## PROBLEM STATEMENT
Sift the material for lines containing "desired", and return them.

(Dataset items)
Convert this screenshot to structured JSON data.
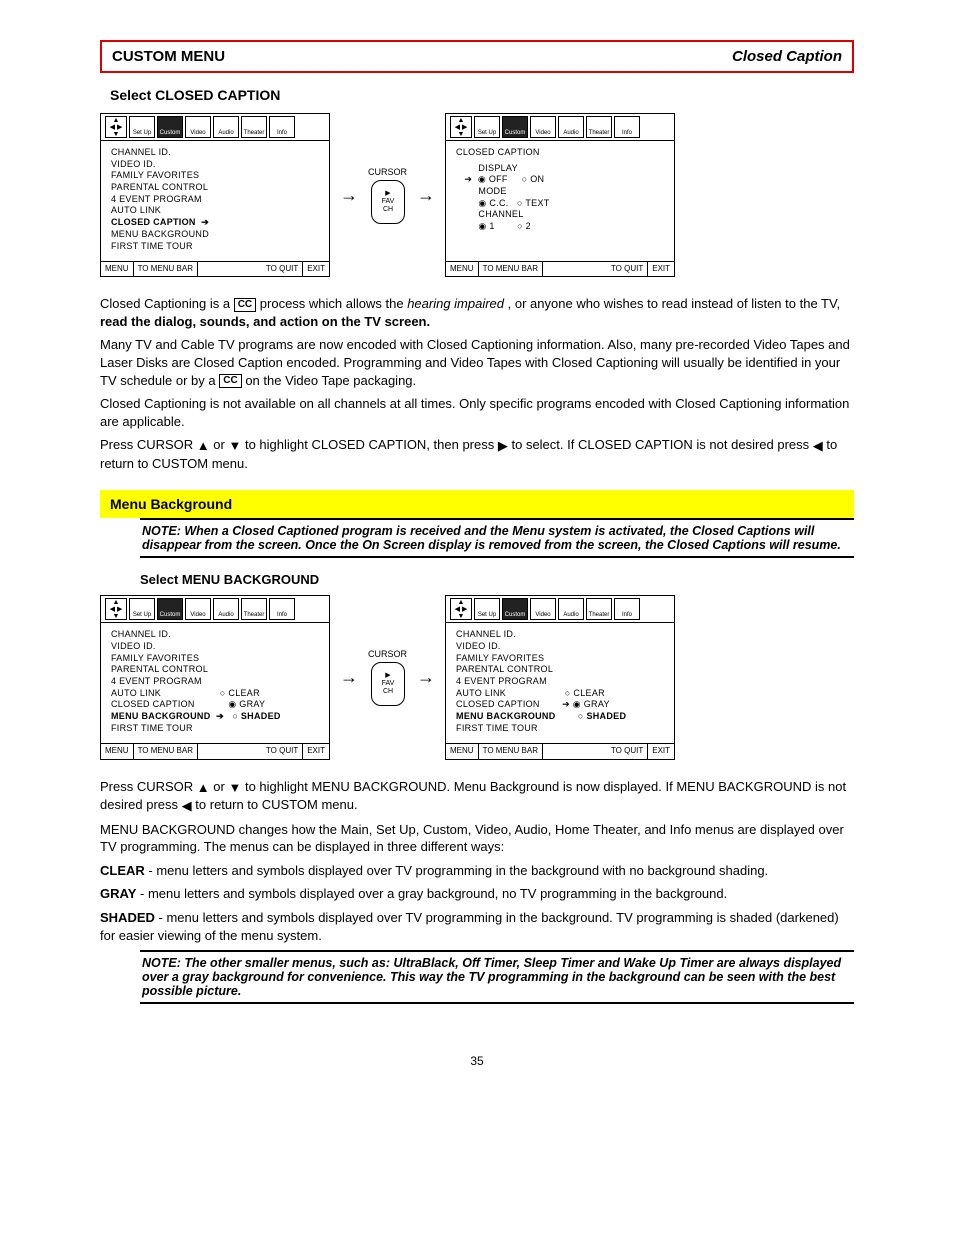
{
  "header": {
    "left": "CUSTOM MENU",
    "right": "Closed Caption"
  },
  "cc_subtitle": "Select CLOSED CAPTION",
  "menu_tabs": [
    "Set Up",
    "Custom",
    "Video",
    "Audio",
    "Theater",
    "Info"
  ],
  "cc_left_menu": {
    "lines": [
      "CHANNEL ID.",
      "VIDEO ID.",
      "FAMILY FAVORITES",
      "PARENTAL CONTROL",
      "4 EVENT PROGRAM",
      "AUTO LINK",
      "CLOSED CAPTION  ➔",
      "MENU BACKGROUND",
      "FIRST TIME TOUR"
    ],
    "bold_index": 6
  },
  "cc_right_menu": {
    "title": "CLOSED CAPTION",
    "lines": [
      "        DISPLAY",
      "   ➔  ◉ OFF     ○ ON",
      "        MODE",
      "        ◉ C.C.   ○ TEXT",
      "        CHANNEL",
      "        ◉ 1        ○ 2"
    ]
  },
  "cursor_label": "CURSOR",
  "diamond": {
    "top": "▶",
    "mid": "FAV",
    "bot": "CH"
  },
  "footer": {
    "a": "MENU",
    "b": "TO MENU BAR",
    "c": "TO QUIT",
    "d": "EXIT"
  },
  "cc_para1_a": "Closed Captioning is a ",
  "cc_para1_b": " process which allows the ",
  "cc_para1_c": "hearing impaired",
  "cc_para1_d": ", or anyone who wishes to read instead of listen to the TV, ",
  "cc_para1_e": "read the dialog, sounds, and action on the TV screen.",
  "cc_para2_a": "Many TV and Cable TV programs are now encoded with Closed Captioning information. Also, many pre-recorded Video Tapes and Laser Disks are Closed Caption encoded. Programming and Video Tapes with Closed Captioning will usually be identified in your TV schedule or by a ",
  "cc_para2_b": " on the Video Tape packaging.",
  "cc_para3_a": "Closed Captioning is not available on all channels at all times. Only specific programs encoded with Closed Captioning information are applicable.",
  "cc_para4_a": "Press CURSOR ",
  "cc_para4_b": " or ",
  "cc_para4_c": " to highlight CLOSED CAPTION, then press ",
  "cc_para4_d": " to select. If CLOSED CAPTION is not desired press ",
  "cc_para4_e": " to return to CUSTOM menu.",
  "mb_band": "Menu Background",
  "mb_note": "NOTE: When a Closed Captioned program is received and the Menu system is activated, the Closed Captions will disappear from the screen. Once the On Screen display is removed from the screen, the Closed Captions will resume.",
  "mb_sub": "Select MENU BACKGROUND",
  "mb_left_menu": {
    "lines": [
      "CHANNEL ID.",
      "VIDEO ID.",
      "FAMILY FAVORITES",
      "PARENTAL CONTROL",
      "4 EVENT PROGRAM",
      "AUTO LINK                     ○ CLEAR",
      "CLOSED CAPTION            ◉ GRAY",
      "MENU BACKGROUND  ➔   ○ SHADED",
      "FIRST TIME TOUR"
    ],
    "bold_index": 7
  },
  "mb_right_menu": {
    "lines": [
      "CHANNEL ID.",
      "VIDEO ID.",
      "FAMILY FAVORITES",
      "PARENTAL CONTROL",
      "4 EVENT PROGRAM",
      "AUTO LINK                     ○ CLEAR",
      "CLOSED CAPTION        ➔ ◉ GRAY",
      "MENU BACKGROUND        ○ SHADED",
      "FIRST TIME TOUR"
    ],
    "bold_index": 7
  },
  "mb_para1_a": "Press CURSOR ",
  "mb_para1_b": " or ",
  "mb_para1_c": " to highlight MENU BACKGROUND. Menu Background is now displayed. If MENU BACKGROUND is not desired press ",
  "mb_para1_d": " to return to CUSTOM menu.",
  "mb_desc": {
    "intro": "MENU BACKGROUND changes how the Main, Set Up, Custom, Video, Audio, Home Theater, and Info menus are displayed over TV programming. The menus can be displayed in three different ways:",
    "label1": "CLEAR",
    "text1": "menu letters and symbols displayed over TV programming in the background with no background shading.",
    "label2": "GRAY",
    "text2": "menu letters and symbols displayed over a gray background, no TV programming in the background.",
    "label3": "SHADED",
    "text3": "menu letters and symbols displayed over TV programming in the background. TV programming is shaded (darkened) for easier viewing of the menu system."
  },
  "mb_note2": "NOTE: The other smaller menus, such as: UltraBlack, Off Timer, Sleep Timer and Wake Up Timer are always displayed over a gray background for convenience. This way the TV programming in the background can be seen with the best possible picture.",
  "page": "35"
}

## EXERCISE OUTPUT
  "cc_para4_d": " to select. If CLOSED CAPTION is not desired press ",
  "mb_para1_c": " to highlight MENU BACKGROUND. Menu Background is now displayed. If MENU BACKGROUND is not desired press ",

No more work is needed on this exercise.